━━━ Extracted entries

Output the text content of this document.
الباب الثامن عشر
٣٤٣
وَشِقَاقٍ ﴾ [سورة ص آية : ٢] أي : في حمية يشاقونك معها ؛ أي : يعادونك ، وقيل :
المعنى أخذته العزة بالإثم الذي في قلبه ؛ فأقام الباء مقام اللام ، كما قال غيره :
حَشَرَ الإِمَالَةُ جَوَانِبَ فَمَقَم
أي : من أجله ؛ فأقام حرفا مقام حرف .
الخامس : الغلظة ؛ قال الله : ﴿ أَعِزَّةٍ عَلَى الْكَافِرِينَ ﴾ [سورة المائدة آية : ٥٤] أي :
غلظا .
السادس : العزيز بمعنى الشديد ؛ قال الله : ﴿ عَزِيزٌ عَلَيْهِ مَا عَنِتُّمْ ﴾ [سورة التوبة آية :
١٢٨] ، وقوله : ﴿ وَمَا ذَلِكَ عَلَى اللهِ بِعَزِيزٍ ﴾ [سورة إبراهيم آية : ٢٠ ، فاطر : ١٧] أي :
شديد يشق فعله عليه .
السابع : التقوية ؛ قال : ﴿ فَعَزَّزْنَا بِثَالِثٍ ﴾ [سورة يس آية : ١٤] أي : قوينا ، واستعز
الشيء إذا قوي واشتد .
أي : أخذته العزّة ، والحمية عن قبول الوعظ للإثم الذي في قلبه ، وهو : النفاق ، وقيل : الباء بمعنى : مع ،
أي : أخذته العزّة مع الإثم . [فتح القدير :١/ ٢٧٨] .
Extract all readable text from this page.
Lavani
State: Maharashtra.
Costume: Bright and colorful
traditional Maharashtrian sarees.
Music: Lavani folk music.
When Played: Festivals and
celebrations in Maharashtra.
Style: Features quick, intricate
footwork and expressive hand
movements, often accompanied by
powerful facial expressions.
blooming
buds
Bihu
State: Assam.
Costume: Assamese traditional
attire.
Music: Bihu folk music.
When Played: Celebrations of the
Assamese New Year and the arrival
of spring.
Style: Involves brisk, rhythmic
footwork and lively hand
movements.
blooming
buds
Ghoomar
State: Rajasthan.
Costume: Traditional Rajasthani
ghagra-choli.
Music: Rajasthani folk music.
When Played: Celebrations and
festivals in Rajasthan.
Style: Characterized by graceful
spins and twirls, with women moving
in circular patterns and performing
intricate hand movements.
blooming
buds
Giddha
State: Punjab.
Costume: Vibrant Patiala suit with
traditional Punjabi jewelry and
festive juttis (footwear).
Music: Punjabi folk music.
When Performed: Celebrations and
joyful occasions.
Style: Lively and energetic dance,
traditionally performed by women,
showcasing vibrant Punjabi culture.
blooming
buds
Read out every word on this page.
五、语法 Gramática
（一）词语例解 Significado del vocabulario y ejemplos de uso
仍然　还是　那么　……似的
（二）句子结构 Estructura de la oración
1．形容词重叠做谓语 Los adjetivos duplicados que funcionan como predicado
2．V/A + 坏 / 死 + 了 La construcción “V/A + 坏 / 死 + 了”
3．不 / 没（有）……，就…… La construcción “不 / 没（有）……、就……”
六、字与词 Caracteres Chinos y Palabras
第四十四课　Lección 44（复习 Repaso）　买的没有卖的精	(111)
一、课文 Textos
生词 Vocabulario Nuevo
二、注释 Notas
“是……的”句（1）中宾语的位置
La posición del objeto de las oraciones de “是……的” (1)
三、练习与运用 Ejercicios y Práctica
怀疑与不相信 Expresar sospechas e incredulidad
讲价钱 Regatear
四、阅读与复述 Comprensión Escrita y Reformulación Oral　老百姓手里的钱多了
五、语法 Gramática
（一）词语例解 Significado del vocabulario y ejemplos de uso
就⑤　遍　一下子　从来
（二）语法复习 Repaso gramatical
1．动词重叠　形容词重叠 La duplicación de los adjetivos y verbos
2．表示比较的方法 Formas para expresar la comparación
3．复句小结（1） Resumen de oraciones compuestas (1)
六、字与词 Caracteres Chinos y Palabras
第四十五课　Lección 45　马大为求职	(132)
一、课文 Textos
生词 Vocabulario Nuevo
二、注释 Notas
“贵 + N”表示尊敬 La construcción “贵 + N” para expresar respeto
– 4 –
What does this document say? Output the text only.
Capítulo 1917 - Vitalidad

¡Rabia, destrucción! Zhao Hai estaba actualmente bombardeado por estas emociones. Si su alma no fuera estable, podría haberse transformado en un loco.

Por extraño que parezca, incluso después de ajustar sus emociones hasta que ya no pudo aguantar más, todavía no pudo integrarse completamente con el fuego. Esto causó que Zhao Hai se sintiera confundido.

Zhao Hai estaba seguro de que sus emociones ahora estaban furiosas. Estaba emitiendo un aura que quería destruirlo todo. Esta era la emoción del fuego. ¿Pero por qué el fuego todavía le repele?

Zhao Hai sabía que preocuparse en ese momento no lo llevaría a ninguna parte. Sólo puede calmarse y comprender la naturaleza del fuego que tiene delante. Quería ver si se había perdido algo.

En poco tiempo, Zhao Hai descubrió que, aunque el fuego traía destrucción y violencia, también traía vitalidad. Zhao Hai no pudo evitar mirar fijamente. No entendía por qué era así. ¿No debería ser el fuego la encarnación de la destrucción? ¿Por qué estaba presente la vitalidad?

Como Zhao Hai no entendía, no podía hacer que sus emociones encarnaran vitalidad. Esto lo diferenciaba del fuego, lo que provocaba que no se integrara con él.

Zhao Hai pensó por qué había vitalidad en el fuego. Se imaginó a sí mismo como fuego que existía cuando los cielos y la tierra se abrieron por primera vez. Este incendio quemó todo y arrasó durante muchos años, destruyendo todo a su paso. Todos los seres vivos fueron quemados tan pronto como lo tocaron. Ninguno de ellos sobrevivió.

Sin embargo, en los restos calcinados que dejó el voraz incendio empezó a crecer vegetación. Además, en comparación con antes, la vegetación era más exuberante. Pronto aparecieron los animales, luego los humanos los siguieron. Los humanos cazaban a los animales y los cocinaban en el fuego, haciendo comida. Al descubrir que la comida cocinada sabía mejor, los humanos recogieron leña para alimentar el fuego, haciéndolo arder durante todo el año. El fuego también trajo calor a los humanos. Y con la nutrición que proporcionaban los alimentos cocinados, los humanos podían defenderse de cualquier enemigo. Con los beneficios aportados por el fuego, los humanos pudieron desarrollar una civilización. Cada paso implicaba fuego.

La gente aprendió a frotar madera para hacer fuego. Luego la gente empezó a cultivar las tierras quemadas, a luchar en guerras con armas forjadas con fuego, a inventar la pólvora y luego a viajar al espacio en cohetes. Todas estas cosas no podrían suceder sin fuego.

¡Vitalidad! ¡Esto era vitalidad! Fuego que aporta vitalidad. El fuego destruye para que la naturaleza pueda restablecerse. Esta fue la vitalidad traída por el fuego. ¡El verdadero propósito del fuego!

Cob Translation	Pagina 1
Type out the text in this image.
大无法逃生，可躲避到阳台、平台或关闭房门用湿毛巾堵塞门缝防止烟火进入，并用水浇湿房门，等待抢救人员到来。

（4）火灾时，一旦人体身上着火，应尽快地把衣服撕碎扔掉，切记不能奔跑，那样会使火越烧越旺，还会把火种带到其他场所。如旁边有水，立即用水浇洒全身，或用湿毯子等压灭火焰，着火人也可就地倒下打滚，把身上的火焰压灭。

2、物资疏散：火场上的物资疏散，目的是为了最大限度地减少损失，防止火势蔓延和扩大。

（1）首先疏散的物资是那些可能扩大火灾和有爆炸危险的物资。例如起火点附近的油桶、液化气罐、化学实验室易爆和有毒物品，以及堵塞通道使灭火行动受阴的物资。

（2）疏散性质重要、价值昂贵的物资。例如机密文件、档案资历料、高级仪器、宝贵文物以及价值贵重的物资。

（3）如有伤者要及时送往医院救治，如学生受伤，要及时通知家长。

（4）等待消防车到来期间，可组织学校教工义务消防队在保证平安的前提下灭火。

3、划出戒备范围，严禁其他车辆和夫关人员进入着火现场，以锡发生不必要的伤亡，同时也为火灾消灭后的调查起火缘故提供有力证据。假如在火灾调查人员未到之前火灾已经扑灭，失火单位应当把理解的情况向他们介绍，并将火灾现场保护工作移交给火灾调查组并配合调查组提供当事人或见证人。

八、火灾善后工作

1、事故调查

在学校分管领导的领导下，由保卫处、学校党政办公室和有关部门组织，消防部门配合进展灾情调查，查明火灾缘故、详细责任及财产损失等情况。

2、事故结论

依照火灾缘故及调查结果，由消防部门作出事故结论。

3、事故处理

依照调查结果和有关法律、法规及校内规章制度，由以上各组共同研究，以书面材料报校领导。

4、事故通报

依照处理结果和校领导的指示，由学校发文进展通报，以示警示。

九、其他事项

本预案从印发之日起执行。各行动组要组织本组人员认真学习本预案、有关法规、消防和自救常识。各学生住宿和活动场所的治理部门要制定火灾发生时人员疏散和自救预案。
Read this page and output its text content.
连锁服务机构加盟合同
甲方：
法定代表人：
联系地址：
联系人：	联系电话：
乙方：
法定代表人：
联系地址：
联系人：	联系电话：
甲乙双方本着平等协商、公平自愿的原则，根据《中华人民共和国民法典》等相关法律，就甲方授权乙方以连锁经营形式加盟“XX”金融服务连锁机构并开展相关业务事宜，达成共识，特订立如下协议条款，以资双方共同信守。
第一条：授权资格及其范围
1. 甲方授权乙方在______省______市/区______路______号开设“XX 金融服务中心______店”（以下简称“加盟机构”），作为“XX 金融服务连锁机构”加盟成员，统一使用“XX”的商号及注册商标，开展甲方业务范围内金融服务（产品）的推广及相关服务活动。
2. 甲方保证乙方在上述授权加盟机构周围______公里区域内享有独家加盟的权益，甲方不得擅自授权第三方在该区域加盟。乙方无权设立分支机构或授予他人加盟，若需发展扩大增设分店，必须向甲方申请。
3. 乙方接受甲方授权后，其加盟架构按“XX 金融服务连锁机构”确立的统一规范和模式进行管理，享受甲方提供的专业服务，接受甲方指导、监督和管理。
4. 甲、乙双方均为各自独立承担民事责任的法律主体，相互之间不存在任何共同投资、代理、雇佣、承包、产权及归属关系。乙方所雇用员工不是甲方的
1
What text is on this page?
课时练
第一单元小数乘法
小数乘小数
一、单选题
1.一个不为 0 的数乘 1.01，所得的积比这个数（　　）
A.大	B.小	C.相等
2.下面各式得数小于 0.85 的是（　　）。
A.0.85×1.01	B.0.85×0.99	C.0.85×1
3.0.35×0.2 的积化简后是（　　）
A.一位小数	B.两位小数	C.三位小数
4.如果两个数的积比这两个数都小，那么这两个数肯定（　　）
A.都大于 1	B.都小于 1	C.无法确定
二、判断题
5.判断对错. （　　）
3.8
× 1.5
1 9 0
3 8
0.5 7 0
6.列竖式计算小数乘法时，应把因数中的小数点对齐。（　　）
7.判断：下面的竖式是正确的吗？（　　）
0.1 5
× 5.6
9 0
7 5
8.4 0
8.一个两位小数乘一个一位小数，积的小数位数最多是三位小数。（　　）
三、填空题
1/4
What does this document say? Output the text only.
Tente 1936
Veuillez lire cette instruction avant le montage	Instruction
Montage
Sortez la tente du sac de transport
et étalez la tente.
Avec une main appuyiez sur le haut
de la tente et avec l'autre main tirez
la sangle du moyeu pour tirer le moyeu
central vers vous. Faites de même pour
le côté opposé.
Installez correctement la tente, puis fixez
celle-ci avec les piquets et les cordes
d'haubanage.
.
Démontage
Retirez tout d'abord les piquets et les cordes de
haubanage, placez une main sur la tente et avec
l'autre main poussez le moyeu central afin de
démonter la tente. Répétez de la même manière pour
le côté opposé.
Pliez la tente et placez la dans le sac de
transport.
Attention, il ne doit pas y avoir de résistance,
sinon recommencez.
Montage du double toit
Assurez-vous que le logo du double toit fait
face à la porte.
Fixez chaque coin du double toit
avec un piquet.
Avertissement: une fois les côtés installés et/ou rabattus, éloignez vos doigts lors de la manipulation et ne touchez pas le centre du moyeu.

━━━━━━

Pull out each line holding the string "comparación".

2．表示比较的方法 Formas para expresar la comparación
Sin embargo, en los restos calcinados que dejó el voraz incendio empezó a crecer vegetación. Además, en comparación con antes, la vegetación era más exuberante. Pronto aparecieron los animales, luego los humanos los siguieron. Los humanos cazaban a los animales y los cocinaban en el fuego, haciendo comida. Al descubrir que la comida cocinada sabía mejor, los humanos recogieron leña para alimentar el fuego, haciéndolo arder durante todo el año. El fuego también trajo calor a los humanos. Y con la nutrición que proporcionaban los alimentos cocinados, los humanos podían defenderse de cualquier enemigo. Con los beneficios aportados por el fuego, los humanos pudieron desarrollar una civilización. Cada paso implicaba fuego.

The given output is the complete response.